((

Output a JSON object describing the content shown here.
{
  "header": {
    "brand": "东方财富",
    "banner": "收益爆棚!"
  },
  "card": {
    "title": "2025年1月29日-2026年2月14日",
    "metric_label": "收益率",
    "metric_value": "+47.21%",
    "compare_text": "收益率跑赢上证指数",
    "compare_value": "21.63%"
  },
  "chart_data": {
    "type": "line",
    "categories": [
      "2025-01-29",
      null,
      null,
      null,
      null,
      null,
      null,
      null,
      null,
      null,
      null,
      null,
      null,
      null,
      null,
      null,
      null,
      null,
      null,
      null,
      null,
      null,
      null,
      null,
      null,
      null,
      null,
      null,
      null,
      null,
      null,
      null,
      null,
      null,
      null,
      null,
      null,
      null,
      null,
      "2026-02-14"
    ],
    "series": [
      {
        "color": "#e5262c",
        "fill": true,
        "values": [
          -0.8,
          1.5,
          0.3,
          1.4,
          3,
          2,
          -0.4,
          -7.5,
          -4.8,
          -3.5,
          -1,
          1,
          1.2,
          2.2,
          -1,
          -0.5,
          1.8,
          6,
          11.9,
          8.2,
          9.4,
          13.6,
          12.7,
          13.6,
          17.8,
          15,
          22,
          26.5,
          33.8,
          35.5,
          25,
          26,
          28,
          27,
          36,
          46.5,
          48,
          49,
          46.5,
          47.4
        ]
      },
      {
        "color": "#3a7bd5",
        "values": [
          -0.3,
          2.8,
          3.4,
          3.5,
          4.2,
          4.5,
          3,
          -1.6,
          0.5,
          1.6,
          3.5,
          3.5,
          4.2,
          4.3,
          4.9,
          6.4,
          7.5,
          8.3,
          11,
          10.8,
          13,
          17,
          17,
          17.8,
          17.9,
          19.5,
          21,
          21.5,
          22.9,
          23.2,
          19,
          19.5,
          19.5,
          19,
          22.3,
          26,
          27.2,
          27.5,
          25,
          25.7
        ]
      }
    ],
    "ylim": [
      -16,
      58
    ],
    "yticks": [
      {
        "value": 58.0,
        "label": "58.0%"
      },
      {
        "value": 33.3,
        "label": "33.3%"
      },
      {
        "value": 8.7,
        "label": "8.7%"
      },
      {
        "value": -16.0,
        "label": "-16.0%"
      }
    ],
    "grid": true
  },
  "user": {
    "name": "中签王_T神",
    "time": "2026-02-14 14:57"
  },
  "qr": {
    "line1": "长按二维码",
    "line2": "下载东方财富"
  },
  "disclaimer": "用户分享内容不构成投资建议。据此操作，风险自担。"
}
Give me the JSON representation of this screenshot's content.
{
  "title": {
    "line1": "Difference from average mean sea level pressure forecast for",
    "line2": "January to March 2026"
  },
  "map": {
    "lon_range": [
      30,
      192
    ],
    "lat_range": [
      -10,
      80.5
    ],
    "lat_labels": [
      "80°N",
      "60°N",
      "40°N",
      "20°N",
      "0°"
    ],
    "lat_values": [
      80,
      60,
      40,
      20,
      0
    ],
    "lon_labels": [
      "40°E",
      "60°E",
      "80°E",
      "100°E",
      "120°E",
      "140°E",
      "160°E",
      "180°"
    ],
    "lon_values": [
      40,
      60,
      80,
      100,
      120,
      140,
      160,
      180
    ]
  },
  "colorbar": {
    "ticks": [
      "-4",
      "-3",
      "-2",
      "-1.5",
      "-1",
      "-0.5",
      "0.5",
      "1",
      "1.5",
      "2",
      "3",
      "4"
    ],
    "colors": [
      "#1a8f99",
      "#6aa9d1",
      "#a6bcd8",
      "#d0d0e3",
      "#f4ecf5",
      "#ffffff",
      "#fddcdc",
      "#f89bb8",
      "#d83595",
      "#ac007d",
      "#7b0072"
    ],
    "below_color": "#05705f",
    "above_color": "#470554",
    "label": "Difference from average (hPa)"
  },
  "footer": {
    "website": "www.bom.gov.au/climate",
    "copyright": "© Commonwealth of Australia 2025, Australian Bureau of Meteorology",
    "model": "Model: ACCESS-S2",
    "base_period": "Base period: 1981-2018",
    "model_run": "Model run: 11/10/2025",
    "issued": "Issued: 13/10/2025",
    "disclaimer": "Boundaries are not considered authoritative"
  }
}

))

In the lines above, locate the string "JSON". Copy every line where it occurs.

Output a JSON object describing the content shown here.
Give me the JSON representation of this screenshot's content.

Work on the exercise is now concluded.